Which lines hold the word "JSON"? Copy each one.
··········
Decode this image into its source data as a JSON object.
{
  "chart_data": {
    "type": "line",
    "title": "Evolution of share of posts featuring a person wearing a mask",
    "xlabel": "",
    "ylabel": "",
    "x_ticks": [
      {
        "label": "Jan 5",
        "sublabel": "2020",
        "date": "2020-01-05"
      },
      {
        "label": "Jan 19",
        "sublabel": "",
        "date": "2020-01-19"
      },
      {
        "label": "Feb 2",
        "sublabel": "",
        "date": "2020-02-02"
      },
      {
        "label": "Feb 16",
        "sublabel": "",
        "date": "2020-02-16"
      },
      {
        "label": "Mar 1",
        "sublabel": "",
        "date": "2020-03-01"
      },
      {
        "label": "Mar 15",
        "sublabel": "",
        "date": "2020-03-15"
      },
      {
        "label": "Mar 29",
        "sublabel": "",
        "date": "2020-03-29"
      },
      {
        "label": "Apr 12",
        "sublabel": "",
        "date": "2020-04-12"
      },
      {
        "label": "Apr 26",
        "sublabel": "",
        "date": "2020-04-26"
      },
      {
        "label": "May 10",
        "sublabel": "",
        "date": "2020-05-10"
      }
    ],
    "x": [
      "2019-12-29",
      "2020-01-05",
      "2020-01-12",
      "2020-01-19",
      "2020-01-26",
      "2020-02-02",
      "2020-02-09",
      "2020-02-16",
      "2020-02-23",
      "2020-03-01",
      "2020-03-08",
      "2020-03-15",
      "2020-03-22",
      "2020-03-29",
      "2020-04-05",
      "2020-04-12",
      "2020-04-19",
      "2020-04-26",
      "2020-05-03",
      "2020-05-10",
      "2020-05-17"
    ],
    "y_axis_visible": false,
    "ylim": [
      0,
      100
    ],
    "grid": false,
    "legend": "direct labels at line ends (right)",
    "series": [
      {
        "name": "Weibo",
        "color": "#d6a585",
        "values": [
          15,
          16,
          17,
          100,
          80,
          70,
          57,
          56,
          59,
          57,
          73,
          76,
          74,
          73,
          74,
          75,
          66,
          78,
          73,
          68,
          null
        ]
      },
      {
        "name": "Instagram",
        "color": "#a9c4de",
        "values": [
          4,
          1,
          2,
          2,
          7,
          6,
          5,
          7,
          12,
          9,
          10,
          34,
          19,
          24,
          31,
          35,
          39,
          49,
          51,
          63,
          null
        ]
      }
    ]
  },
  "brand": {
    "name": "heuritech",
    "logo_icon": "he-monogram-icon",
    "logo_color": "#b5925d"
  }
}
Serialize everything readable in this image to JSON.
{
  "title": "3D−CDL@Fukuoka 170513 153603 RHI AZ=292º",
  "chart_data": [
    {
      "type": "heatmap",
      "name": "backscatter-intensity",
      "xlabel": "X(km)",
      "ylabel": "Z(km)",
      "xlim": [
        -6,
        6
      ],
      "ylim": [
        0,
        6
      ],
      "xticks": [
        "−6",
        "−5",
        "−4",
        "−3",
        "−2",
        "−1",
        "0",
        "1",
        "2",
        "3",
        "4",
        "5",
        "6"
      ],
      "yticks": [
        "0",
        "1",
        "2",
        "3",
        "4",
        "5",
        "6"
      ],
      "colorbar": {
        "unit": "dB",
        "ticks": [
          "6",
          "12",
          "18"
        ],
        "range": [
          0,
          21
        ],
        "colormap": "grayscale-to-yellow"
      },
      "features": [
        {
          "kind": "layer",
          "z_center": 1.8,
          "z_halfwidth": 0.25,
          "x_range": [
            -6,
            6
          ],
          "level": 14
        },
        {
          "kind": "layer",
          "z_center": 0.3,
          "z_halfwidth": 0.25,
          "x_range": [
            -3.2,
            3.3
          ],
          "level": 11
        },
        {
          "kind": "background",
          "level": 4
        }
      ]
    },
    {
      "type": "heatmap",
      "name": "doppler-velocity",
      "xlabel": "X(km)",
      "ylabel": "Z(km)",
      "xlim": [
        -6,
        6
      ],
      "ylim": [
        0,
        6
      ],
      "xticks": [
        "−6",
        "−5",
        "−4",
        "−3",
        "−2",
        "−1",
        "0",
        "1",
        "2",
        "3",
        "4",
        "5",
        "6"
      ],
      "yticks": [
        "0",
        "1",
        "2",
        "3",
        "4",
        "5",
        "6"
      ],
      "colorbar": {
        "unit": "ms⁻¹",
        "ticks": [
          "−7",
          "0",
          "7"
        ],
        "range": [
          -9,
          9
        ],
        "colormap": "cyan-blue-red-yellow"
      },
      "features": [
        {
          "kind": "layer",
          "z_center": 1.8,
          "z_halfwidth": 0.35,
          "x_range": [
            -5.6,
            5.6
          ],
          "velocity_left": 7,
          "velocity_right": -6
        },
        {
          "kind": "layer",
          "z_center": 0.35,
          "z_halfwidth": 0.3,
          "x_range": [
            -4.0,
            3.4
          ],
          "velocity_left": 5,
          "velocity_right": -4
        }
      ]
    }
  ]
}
··········
[Answer]
Decode this image into its source data as a JSON object.
Serialize everything readable in this image to JSON.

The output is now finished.